Look at the entries below and reproduce them exactly.

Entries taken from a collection
=======
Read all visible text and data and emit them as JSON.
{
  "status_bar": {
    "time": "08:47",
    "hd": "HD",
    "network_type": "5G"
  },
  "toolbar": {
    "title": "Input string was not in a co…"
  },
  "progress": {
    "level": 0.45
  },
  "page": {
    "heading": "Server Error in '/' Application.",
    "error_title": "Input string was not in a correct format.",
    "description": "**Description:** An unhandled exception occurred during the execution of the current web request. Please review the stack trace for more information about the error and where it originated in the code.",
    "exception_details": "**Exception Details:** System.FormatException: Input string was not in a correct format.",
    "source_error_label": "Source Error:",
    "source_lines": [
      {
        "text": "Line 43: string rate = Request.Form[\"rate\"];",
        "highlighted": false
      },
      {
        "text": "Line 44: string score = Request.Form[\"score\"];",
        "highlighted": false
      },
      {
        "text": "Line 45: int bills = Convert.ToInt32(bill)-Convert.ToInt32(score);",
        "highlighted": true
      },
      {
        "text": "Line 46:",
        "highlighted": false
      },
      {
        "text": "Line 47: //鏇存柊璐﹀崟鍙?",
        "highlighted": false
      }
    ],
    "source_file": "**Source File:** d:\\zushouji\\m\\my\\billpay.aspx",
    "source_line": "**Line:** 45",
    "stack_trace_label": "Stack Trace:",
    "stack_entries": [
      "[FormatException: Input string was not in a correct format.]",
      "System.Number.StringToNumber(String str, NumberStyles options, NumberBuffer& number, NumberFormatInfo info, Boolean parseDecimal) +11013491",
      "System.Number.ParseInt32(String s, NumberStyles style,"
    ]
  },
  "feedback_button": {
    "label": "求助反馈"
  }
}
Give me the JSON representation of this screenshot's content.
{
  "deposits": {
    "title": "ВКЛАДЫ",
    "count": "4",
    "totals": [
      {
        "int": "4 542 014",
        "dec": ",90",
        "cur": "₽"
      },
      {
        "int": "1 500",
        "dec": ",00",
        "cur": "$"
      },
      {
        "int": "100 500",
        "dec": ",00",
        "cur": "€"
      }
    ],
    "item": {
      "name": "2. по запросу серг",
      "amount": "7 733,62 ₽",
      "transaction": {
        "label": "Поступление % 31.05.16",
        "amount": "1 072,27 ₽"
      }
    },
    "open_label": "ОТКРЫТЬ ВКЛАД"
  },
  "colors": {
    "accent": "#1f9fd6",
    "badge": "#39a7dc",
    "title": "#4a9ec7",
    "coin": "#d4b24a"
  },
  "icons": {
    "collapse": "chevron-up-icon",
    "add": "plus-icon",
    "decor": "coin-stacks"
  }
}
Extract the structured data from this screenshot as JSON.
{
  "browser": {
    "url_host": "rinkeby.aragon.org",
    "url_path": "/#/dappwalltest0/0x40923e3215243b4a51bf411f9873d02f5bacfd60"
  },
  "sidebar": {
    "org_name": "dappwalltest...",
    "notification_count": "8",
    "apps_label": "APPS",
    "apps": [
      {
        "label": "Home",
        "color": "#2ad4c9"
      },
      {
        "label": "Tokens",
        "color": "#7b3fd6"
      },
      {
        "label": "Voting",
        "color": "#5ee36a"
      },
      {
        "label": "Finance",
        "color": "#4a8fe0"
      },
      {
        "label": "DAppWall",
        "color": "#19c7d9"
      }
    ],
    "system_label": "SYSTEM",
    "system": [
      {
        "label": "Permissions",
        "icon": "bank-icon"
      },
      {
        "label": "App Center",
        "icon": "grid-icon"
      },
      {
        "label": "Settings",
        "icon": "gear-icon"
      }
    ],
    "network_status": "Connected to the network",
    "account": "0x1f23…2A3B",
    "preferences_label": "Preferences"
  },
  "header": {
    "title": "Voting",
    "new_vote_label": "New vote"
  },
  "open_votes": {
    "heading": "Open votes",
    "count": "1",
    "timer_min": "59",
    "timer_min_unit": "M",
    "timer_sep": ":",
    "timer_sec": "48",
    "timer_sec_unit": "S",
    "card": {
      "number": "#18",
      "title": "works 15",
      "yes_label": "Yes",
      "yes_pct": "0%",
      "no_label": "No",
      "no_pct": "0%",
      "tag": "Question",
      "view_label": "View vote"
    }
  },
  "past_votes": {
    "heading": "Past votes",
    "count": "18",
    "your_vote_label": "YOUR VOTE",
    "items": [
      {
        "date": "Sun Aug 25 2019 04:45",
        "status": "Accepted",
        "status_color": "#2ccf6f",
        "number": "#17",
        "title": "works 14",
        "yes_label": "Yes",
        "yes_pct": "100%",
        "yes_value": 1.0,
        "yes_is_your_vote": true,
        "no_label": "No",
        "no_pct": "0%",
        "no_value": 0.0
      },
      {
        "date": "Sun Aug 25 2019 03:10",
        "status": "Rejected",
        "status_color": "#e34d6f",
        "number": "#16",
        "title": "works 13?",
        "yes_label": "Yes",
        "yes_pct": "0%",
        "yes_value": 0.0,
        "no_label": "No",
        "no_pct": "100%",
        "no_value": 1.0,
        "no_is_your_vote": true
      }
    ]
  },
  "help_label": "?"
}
=======
Exercise answer ▸
Read all visible text and data and emit them as JSON.
{
  "status_bar": {
    "time": "08:47",
    "hd": "HD",
    "network_type": "5G"
  },
  "toolbar": {
    "title": "Input string was not in a co…"
  },
  "progress": {
    "level": 0.45
  },
  "page": {
    "heading": "Server Error in '/' Application.",
    "error_title": "Input string was not in a correct format.",
    "description": "**Description:** An unhandled exception occurred during the execution of the current web request. Please review the stack trace for more information about the error and where it originated in the code.",
    "exception_details": "**Exception Details:** System.FormatException: Input string was not in a correct format.",
    "source_error_label": "Source Error:",
    "source_lines": [
      {
        "text": "Line 43: string rate = Request.Form[\"rate\"];",
        "highlighted": false
      },
      {
        "text": "Line 44: string score = Request.Form[\"score\"];",
        "highlighted": false
      },
      {
        "text": "Line 45: int bills = Convert.ToInt32(bill)-Convert.ToInt32(score);",
        "highlighted": true
      },
      {
        "text": "Line 46:",
        "highlighted": false
      },
      {
        "text": "Line 47: //鏇存柊璐﹀崟鍙?",
        "highlighted": false
      }
    ],
    "source_file": "**Source File:** d:\\zushouji\\m\\my\\billpay.aspx",
    "source_line": "**Line:** 45",
    "stack_trace_label": "Stack Trace:",
    "stack_entries": [
      "[FormatException: Input string was not in a correct format.]",
      "System.Number.StringToNumber(String str, NumberStyles options, NumberBuffer& number, NumberFormatInfo info, Boolean parseDecimal) +11013491",
      "System.Number.ParseInt32(String s, NumberStyles style,"
    ]
  },
  "feedback_button": {
    "label": "求助反馈"
  }
}
Give me the JSON representation of this screenshot's content.
{
  "deposits": {
    "title": "ВКЛАДЫ",
    "count": "4",
    "totals": [
      {
        "int": "4 542 014",
        "dec": ",90",
        "cur": "₽"
      },
      {
        "int": "1 500",
        "dec": ",00",
        "cur": "$"
      },
      {
        "int": "100 500",
        "dec": ",00",
        "cur": "€"
      }
    ],
    "item": {
      "name": "2. по запросу серг",
      "amount": "7 733,62 ₽",
      "transaction": {
        "label": "Поступление % 31.05.16",
        "amount": "1 072,27 ₽"
      }
    },
    "open_label": "ОТКРЫТЬ ВКЛАД"
  },
  "colors": {
    "accent": "#1f9fd6",
    "badge": "#39a7dc",
    "title": "#4a9ec7",
    "coin": "#d4b24a"
  },
  "icons": {
    "collapse": "chevron-up-icon",
    "add": "plus-icon",
    "decor": "coin-stacks"
  }
}
Extract the structured data from this screenshot as JSON.
{
  "browser": {
    "url_host": "rinkeby.aragon.org",
    "url_path": "/#/dappwalltest0/0x40923e3215243b4a51bf411f9873d02f5bacfd60"
  },
  "sidebar": {
    "org_name": "dappwalltest...",
    "notification_count": "8",
    "apps_label": "APPS",
    "apps": [
      {
        "label": "Home",
        "color": "#2ad4c9"
      },
      {
        "label": "Tokens",
        "color": "#7b3fd6"
      },
      {
        "label": "Voting",
        "color": "#5ee36a"
      },
      {
        "label": "Finance",
        "color": "#4a8fe0"
      },
      {
        "label": "DAppWall",
        "color": "#19c7d9"
      }
    ],
    "system_label": "SYSTEM",
    "system": [
      {
        "label": "Permissions",
        "icon": "bank-icon"
      },
      {
        "label": "App Center",
        "icon": "grid-icon"
      },
      {
        "label": "Settings",
        "icon": "gear-icon"
      }
    ],
    "network_status": "Connected to the network",
    "account": "0x1f23…2A3B",
    "preferences_label": "Preferences"
  },
  "header": {
    "title": "Voting",
    "new_vote_label": "New vote"
  },
  "open_votes": {
    "heading": "Open votes",
    "count": "1",
    "timer_min": "59",
    "timer_min_unit": "M",
    "timer_sep": ":",
    "timer_sec": "48",
    "timer_sec_unit": "S",
    "card": {
      "number": "#18",
      "title": "works 15",
      "yes_label": "Yes",
      "yes_pct": "0%",
      "no_label": "No",
      "no_pct": "0%",
      "tag": "Question",
      "view_label": "View vote"
    }
  },
  "past_votes": {
    "heading": "Past votes",
    "count": "18",
    "your_vote_label": "YOUR VOTE",
    "items": [
      {
        "date": "Sun Aug 25 2019 04:45",
        "status": "Accepted",
        "status_color": "#2ccf6f",
        "number": "#17",
        "title": "works 14",
        "yes_label": "Yes",
        "yes_pct": "100%",
        "yes_value": 1.0,
        "yes_is_your_vote": true,
        "no_label": "No",
        "no_pct": "0%",
        "no_value": 0.0
      },
      {
        "date": "Sun Aug 25 2019 03:10",
        "status": "Rejected",
        "status_color": "#e34d6f",
        "number": "#16",
        "title": "works 13?",
        "yes_label": "Yes",
        "yes_pct": "0%",
        "yes_value": 0.0,
        "no_label": "No",
        "no_pct": "100%",
        "no_value": 1.0,
        "no_is_your_vote": true
      }
    ]
  },
  "help_label": "?"
}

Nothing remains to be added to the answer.